--- Start of Supplied records ---

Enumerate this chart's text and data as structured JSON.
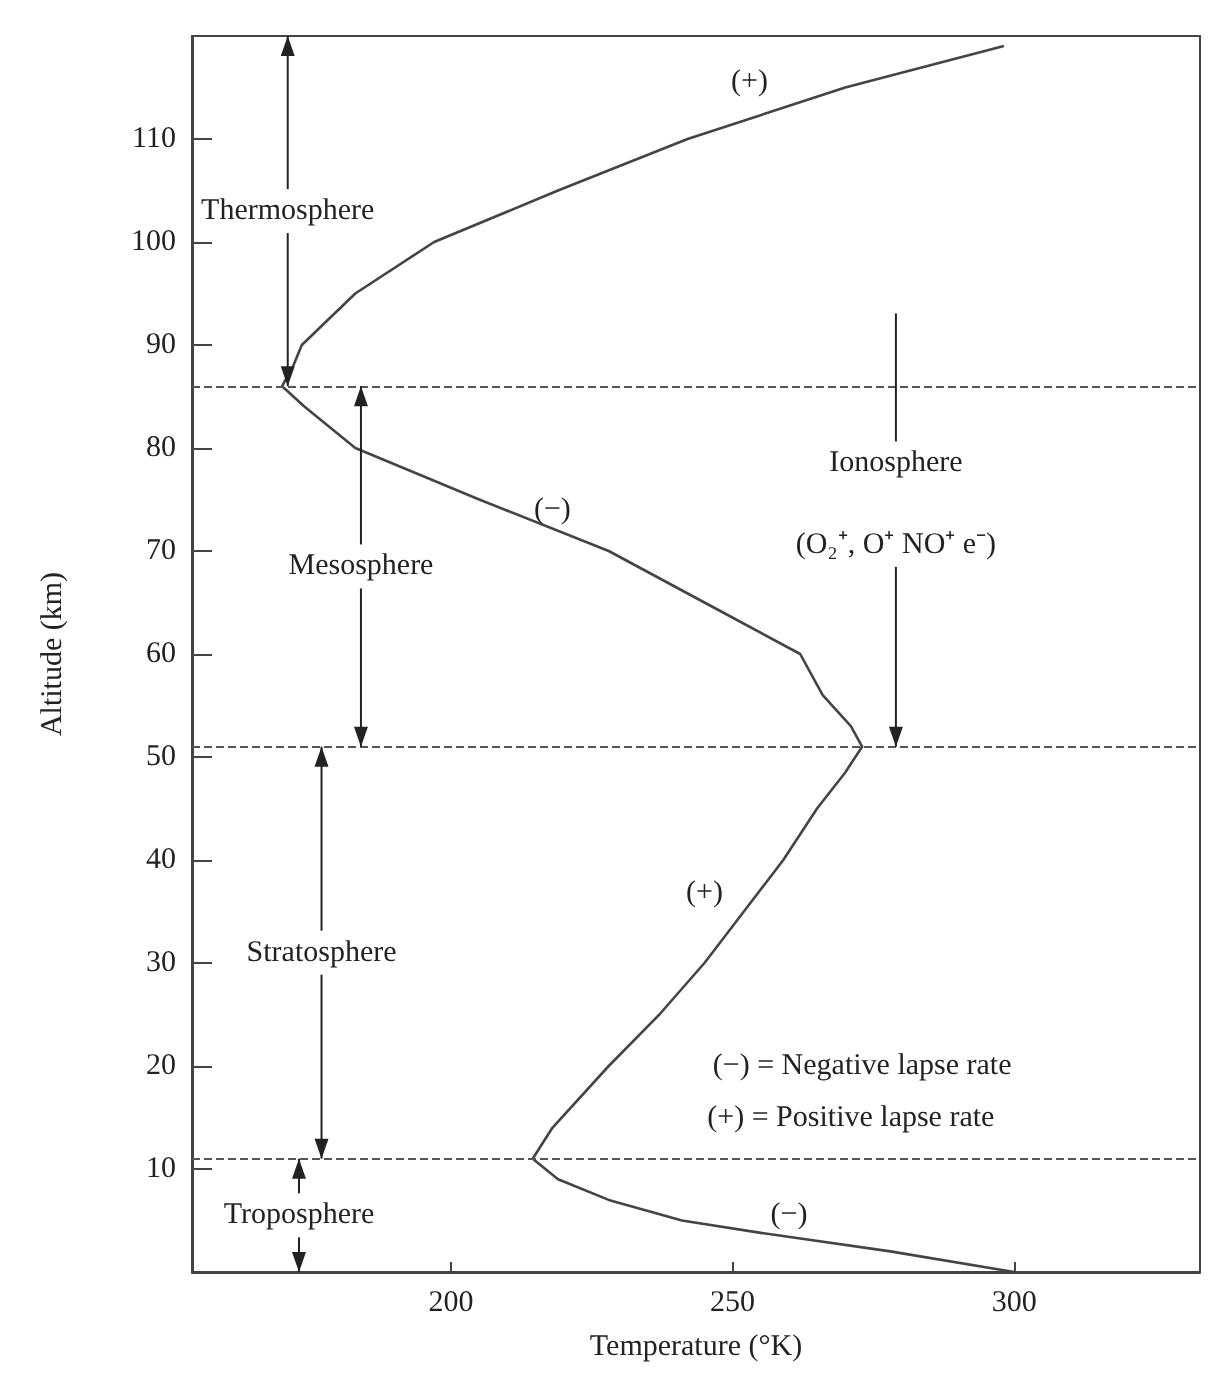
{
  "chart_data": {
    "type": "line",
    "xlabel": "Temperature (°K)",
    "ylabel": "Altitude (km)",
    "xlim": [
      154,
      333
    ],
    "ylim": [
      0,
      120
    ],
    "xticks": [
      200,
      250,
      300
    ],
    "yticks": [
      10,
      20,
      30,
      40,
      50,
      60,
      70,
      80,
      90,
      100,
      110
    ],
    "grid": false,
    "marker": "none",
    "line_style": "solid",
    "series": [
      {
        "color": "#444444",
        "x": [
          300,
          278,
          255,
          241,
          228,
          219,
          214.5,
          218,
          228,
          237,
          245,
          252,
          259,
          265,
          270,
          273,
          271,
          266,
          262,
          245,
          228,
          205,
          183,
          174,
          170,
          172,
          173.5,
          183,
          197,
          219,
          242,
          270,
          298
        ],
        "values": [
          0,
          2,
          3.8,
          5,
          7,
          9,
          11,
          14,
          20,
          25,
          30,
          35,
          40,
          45,
          48.5,
          51,
          53,
          56,
          60,
          65,
          70,
          75,
          80,
          84,
          86,
          88,
          90,
          95,
          100,
          105,
          110,
          115,
          119
        ]
      }
    ],
    "ref_lines": [
      {
        "axis": "y",
        "value": 86,
        "line_style": "dashed",
        "color": "#555555"
      },
      {
        "axis": "y",
        "value": 51,
        "line_style": "dashed",
        "color": "#555555"
      },
      {
        "axis": "y",
        "value": 11,
        "line_style": "dashed",
        "color": "#555555"
      }
    ],
    "annotations": [
      {
        "text": "Thermosphere",
        "x": 171,
        "y": 86
      },
      {
        "text": "Mesosphere",
        "x": 184,
        "y": 51
      },
      {
        "text": "Stratosphere",
        "x": 177,
        "y": 11
      },
      {
        "text": "Troposphere",
        "x": 173,
        "y": 11
      },
      "Ionosphere",
      {
        "text": "(O₂⁺, O⁺ NO⁺ e⁻)",
        "x": 279,
        "y": 51
      },
      "(+)",
      "(−)",
      "(+)",
      "(−)",
      "(−) = Negative lapse rate",
      "(+) = Positive lapse rate"
    ]
  }
}
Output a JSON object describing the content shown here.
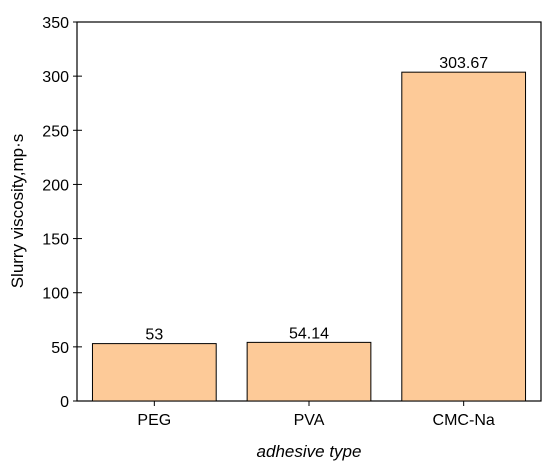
{
  "chart_data": {
    "type": "bar",
    "categories": [
      "PEG",
      "PVA",
      "CMC-Na"
    ],
    "values": [
      53,
      54.14,
      303.67
    ],
    "value_labels": [
      "53",
      "54.14",
      "303.67"
    ],
    "title": "",
    "xlabel": "adhesive type",
    "ylabel": "Slurry viscosity,mp·s",
    "ylim": [
      0,
      350
    ],
    "yticks": [
      0,
      50,
      100,
      150,
      200,
      250,
      300,
      350
    ],
    "grid": false,
    "legend": "none",
    "bar_color": "#FDCA98",
    "bar_edge_color": "#000000"
  }
}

--- End of Supplied records ---

▶ **To be done**
From the line with "Output a JSON" down to the end of the entries, retype each line exactly as written, but drop the pictures.

▶ **Response for this exercise**
Output a JSON object describing the content shown here.
{
  "chart_data": {
    "type": "bar",
    "categories": [
      "PEG",
      "PVA",
      "CMC-Na"
    ],
    "values": [
      53,
      54.14,
      303.67
    ],
    "value_labels": [
      "53",
      "54.14",
      "303.67"
    ],
    "title": "",
    "xlabel": "adhesive type",
    "ylabel": "Slurry viscosity,mp·s",
    "ylim": [
      0,
      350
    ],
    "yticks": [
      0,
      50,
      100,
      150,
      200,
      250,
      300,
      350
    ],
    "grid": false,
    "legend": "none",
    "bar_color": "#FDCA98",
    "bar_edge_color": "#000000"
  }
}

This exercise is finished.